----- DATA SHOWN -----

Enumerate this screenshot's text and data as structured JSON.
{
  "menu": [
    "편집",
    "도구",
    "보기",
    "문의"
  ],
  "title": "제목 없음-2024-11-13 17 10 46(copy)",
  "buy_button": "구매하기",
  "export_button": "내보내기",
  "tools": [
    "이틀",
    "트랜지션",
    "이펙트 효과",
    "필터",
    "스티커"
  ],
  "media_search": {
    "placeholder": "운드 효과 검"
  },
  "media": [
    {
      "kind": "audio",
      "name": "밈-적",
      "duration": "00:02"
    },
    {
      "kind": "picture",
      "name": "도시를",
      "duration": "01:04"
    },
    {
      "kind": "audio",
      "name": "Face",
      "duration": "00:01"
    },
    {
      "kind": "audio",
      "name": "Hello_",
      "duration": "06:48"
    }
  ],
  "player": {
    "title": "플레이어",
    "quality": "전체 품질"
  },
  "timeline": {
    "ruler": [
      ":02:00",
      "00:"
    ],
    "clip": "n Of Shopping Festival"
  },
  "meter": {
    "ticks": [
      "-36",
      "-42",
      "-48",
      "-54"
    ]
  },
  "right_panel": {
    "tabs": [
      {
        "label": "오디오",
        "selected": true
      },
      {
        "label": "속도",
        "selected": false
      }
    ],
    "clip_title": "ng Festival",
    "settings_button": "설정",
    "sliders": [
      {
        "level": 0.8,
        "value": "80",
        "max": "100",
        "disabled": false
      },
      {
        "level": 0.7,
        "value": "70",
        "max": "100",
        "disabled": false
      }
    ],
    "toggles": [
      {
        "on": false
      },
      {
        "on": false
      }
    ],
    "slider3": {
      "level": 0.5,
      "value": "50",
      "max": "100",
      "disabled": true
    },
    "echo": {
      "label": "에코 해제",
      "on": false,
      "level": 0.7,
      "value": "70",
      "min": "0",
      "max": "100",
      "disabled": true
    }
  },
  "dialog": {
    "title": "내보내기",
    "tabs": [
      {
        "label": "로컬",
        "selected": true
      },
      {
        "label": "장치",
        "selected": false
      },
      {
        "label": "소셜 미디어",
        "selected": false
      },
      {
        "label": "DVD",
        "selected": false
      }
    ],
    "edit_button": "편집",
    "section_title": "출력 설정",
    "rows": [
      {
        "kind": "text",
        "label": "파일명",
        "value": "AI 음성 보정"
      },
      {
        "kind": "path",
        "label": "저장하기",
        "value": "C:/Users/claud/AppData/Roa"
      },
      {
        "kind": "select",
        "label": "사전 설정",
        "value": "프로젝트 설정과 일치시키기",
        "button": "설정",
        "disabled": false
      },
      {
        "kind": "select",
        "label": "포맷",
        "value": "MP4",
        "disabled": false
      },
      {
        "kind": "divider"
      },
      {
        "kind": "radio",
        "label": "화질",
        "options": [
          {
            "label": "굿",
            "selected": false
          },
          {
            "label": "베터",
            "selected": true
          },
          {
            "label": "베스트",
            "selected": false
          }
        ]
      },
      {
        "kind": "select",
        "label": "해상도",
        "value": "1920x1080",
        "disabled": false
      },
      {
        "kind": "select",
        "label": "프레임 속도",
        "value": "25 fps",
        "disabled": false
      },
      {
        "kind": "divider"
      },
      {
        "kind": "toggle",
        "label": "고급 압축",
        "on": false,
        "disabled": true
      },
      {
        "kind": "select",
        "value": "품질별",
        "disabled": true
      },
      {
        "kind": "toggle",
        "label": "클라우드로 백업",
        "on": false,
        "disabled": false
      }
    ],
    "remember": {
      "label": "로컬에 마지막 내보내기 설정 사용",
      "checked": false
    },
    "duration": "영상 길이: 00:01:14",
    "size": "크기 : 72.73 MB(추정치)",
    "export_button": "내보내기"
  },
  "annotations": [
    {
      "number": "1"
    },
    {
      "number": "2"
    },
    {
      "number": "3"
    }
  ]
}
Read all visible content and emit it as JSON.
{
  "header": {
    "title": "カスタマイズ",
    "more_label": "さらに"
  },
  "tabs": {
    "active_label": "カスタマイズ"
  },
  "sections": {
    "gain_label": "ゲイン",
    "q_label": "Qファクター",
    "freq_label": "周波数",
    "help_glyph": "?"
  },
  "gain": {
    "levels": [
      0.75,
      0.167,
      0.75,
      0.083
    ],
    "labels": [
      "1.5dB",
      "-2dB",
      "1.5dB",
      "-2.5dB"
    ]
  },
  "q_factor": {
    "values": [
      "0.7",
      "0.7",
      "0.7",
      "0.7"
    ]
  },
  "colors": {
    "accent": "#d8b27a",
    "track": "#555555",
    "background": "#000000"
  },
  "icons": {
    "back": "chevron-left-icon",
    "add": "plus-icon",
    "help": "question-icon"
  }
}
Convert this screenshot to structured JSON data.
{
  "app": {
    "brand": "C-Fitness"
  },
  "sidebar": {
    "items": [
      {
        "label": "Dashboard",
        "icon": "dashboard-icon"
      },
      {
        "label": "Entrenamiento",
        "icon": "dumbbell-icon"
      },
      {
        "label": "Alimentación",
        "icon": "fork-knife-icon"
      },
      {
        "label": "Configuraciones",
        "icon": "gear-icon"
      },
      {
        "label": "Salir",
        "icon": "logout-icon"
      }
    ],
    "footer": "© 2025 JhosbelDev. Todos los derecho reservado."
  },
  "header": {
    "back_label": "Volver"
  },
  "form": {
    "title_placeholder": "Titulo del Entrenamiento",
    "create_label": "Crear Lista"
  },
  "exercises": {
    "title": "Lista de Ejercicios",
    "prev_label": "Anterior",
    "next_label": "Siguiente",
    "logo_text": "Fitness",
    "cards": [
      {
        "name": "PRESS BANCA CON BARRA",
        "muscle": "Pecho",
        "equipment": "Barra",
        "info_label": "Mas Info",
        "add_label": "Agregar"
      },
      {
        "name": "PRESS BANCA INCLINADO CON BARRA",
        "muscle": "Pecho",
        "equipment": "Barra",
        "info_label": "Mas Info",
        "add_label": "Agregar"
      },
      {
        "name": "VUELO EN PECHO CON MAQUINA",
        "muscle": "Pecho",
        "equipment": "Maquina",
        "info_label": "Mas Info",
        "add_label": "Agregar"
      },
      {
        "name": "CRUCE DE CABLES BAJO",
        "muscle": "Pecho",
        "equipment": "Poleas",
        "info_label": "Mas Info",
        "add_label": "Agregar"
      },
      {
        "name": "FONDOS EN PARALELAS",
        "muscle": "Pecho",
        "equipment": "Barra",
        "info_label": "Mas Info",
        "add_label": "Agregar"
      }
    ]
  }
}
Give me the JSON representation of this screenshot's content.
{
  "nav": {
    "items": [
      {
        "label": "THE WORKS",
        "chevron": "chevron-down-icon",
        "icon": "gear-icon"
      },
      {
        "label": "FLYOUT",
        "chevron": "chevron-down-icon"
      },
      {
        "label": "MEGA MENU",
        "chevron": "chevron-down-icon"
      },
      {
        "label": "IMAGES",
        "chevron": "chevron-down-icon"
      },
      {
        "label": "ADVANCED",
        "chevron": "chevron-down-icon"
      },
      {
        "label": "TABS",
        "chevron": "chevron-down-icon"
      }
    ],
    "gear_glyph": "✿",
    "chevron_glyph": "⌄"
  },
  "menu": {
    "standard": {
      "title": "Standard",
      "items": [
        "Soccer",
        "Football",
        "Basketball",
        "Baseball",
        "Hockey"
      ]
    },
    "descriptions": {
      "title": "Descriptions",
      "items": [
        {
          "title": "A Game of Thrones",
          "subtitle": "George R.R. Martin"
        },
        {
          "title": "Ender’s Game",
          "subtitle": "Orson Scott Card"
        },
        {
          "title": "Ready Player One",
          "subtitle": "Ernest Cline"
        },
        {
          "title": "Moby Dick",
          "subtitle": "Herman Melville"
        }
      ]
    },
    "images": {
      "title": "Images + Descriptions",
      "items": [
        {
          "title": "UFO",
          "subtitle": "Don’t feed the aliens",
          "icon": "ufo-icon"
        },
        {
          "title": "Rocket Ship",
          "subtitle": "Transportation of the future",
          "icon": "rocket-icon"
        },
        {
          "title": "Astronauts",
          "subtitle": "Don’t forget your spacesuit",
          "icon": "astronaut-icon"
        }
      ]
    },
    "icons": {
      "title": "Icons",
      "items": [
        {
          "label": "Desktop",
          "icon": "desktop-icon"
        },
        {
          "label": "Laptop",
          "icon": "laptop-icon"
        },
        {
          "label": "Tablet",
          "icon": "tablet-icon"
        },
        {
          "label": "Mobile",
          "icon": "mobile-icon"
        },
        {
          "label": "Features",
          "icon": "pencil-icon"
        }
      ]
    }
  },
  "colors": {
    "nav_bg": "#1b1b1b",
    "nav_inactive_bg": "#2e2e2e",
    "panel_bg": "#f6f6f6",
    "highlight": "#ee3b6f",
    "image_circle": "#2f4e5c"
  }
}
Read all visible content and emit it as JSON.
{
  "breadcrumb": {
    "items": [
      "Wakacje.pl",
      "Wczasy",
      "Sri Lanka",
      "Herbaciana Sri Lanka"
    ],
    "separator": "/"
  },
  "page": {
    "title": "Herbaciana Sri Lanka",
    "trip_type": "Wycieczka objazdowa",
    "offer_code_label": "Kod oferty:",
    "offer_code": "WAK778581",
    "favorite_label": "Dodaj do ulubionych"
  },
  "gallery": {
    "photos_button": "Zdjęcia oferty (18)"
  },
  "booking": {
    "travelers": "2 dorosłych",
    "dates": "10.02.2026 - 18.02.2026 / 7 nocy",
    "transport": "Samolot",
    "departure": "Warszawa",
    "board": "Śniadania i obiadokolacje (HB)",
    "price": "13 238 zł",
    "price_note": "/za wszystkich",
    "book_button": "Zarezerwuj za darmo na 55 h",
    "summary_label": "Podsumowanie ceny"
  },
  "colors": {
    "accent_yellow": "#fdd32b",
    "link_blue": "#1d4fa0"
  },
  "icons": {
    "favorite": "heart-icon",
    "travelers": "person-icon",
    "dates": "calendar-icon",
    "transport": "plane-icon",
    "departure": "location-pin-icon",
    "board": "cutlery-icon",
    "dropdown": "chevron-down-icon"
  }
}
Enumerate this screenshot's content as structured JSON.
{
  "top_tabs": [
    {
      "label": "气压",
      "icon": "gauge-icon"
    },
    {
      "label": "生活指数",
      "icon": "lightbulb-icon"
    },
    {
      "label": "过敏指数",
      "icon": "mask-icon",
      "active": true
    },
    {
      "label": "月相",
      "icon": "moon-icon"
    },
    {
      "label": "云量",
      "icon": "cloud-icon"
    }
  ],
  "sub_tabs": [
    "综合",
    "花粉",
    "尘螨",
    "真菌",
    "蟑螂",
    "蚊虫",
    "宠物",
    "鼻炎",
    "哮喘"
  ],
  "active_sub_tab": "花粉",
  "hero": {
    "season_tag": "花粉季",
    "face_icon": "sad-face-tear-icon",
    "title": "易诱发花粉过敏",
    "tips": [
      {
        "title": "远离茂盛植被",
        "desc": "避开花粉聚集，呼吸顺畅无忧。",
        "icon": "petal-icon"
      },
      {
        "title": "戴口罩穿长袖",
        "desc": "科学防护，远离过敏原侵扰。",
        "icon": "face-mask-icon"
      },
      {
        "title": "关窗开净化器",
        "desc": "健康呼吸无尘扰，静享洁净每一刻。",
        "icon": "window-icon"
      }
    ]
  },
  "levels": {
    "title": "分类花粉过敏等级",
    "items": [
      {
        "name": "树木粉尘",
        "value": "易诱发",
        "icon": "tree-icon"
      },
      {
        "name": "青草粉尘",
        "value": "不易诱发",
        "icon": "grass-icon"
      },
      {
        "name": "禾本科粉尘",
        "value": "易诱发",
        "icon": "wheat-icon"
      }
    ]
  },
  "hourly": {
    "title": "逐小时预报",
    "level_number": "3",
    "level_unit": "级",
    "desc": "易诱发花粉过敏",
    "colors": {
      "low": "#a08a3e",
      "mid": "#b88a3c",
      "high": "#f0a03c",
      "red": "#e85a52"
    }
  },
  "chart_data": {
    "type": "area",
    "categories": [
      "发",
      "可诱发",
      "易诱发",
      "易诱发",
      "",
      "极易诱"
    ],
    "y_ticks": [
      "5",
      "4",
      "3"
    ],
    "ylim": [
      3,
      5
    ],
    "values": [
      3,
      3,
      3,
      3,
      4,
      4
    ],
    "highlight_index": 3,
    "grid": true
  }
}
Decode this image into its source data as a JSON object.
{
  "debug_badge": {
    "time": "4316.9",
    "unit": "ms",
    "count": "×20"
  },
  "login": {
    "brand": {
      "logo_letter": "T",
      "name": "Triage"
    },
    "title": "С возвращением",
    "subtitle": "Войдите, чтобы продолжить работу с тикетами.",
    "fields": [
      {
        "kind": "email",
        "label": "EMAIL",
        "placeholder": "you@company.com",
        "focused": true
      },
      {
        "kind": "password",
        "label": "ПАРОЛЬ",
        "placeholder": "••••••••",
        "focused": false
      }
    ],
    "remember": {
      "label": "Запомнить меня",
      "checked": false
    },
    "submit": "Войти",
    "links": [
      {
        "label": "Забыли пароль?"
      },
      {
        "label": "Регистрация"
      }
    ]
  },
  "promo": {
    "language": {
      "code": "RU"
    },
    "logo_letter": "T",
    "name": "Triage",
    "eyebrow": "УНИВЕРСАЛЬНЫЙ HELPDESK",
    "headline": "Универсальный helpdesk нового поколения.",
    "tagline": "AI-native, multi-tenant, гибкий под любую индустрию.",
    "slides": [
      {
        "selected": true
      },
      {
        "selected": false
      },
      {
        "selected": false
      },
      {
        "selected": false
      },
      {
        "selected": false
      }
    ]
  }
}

-----

## THE TASK
Collect from the data above every line that includes "subtitle".

## PROBLEM SOLUTION
          "subtitle": "George R.R. Martin"
          "subtitle": "Orson Scott Card"
          "subtitle": "Ernest Cline"
          "subtitle": "Herman Melville"
          "subtitle": "Don’t feed the aliens",
          "subtitle": "Transportation of the future",
          "subtitle": "Don’t forget your spacesuit",
    "subtitle": "Войдите, чтобы продолжить работу с тикетами.",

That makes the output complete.